*TASK DESCRIPTION:* Beginning with the line where "Read out every word on this page." appears, retype every remaining line of the data below, both the first and last included.

— start of RECORDS FOR PROCESSING —

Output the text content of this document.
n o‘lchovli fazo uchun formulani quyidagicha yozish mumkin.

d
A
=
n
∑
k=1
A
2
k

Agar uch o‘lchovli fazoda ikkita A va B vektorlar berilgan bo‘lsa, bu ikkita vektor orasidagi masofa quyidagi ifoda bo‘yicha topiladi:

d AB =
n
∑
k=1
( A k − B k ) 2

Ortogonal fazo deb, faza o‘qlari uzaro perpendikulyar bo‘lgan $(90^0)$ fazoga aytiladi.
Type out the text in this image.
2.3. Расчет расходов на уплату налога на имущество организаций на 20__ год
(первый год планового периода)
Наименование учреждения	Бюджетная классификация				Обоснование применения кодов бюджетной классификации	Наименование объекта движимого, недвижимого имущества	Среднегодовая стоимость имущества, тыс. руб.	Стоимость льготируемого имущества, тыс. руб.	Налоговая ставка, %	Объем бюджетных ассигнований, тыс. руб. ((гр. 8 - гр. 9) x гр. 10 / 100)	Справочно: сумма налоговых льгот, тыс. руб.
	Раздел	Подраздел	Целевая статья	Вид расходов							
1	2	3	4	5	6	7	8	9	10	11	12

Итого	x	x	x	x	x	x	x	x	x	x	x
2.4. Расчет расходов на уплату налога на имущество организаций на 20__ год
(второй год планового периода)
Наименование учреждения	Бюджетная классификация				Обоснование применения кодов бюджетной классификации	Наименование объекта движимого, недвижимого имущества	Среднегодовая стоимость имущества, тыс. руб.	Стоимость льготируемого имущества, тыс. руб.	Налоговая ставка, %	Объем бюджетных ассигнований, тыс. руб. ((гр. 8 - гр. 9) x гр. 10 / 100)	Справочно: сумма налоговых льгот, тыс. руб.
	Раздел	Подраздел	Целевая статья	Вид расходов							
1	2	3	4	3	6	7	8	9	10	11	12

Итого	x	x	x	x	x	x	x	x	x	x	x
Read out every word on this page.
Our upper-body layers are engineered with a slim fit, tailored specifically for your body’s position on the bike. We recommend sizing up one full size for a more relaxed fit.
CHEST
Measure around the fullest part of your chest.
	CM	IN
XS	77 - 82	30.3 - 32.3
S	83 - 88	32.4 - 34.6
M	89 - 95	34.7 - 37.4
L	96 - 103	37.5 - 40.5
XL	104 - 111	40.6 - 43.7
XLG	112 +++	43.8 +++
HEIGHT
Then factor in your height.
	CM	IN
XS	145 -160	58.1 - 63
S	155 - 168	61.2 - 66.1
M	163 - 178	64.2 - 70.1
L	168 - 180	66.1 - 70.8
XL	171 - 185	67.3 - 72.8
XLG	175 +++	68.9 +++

— end of RECORDS FOR PROCESSING —

*FINISHED ANSWER:*
Read out every word on this page.
Our upper-body layers are engineered with a slim fit, tailored specifically for your body’s position on the bike. We recommend sizing up one full size for a more relaxed fit.
CHEST
Measure around the fullest part of your chest.
	CM	IN
XS	77 - 82	30.3 - 32.3
S	83 - 88	32.4 - 34.6
M	89 - 95	34.7 - 37.4
L	96 - 103	37.5 - 40.5
XL	104 - 111	40.6 - 43.7
XLG	112 +++	43.8 +++
HEIGHT
Then factor in your height.
	CM	IN
XS	145 -160	58.1 - 63
S	155 - 168	61.2 - 66.1
M	163 - 178	64.2 - 70.1
L	168 - 180	66.1 - 70.8
XL	171 - 185	67.3 - 72.8
XLG	175 +++	68.9 +++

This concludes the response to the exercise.